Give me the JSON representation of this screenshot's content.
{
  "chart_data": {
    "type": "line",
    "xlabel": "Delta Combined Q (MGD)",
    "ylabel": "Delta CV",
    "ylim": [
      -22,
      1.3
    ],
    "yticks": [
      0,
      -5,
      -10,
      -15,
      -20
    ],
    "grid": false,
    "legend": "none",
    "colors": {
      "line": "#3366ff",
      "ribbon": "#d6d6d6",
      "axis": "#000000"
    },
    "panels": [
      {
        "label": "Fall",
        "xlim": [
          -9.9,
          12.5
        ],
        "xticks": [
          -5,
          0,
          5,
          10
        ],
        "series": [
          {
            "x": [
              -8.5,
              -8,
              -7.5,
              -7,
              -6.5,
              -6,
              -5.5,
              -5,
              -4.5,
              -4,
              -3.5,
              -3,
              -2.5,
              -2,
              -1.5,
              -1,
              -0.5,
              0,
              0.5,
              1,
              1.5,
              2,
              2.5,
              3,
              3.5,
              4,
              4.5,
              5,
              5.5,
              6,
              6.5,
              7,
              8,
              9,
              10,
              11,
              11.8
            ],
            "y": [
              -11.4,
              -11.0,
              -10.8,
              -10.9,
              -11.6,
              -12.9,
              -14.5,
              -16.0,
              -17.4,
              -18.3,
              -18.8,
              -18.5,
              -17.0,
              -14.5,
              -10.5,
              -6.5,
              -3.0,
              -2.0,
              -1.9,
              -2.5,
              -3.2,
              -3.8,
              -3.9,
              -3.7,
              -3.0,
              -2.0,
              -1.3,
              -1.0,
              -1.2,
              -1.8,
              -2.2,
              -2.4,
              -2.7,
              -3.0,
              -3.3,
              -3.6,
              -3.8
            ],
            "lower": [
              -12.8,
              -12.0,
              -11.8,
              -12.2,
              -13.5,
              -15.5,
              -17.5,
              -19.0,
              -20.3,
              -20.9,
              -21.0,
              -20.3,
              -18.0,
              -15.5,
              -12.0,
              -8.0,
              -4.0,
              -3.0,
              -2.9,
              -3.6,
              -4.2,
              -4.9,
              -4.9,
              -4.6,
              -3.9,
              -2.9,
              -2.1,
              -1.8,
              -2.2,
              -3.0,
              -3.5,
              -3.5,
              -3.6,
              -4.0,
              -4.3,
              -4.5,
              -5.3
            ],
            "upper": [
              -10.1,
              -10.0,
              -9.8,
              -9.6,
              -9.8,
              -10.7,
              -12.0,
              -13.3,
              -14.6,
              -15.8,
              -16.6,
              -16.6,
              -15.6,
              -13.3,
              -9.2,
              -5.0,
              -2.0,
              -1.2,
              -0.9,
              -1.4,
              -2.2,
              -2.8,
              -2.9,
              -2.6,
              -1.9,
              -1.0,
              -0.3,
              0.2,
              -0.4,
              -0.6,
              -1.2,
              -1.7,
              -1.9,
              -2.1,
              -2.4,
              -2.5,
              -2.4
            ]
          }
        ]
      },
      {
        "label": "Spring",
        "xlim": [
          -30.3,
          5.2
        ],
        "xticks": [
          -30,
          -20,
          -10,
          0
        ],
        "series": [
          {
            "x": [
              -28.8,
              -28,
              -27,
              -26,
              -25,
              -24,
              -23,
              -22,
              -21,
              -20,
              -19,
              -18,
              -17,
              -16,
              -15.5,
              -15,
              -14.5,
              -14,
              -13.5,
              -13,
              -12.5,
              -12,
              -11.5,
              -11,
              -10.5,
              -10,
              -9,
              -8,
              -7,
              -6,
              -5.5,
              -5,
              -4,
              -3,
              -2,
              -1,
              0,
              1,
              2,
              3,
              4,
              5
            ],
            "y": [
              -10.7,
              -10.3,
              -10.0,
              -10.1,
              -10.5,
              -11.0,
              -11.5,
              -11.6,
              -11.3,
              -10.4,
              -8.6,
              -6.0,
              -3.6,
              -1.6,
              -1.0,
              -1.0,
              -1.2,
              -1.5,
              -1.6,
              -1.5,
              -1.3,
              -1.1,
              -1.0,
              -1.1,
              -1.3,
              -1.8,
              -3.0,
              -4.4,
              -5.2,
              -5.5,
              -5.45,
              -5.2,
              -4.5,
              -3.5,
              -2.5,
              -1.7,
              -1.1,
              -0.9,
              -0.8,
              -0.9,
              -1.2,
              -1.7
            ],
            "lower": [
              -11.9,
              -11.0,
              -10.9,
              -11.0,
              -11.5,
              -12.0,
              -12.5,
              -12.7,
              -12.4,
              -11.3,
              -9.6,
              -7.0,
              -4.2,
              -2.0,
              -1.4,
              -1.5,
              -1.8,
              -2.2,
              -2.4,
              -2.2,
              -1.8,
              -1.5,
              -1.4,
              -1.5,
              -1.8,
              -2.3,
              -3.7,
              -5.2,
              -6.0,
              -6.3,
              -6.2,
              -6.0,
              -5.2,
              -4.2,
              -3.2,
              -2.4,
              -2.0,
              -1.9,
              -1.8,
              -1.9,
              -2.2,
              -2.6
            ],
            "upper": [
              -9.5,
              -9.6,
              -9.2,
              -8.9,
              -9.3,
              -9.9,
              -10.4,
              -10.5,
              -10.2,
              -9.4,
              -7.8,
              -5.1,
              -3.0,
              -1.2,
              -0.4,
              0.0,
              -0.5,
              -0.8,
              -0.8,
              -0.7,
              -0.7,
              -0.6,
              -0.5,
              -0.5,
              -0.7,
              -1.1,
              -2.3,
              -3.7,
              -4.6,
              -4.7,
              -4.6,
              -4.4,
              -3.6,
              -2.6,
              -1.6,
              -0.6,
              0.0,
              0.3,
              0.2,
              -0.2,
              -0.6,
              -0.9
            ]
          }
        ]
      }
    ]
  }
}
════
Task brief —
Where a line above includes "Delta", copy that line.

Solution to the problem —
    "xlabel": "Delta Combined Q (MGD)",
    "ylabel": "Delta CV",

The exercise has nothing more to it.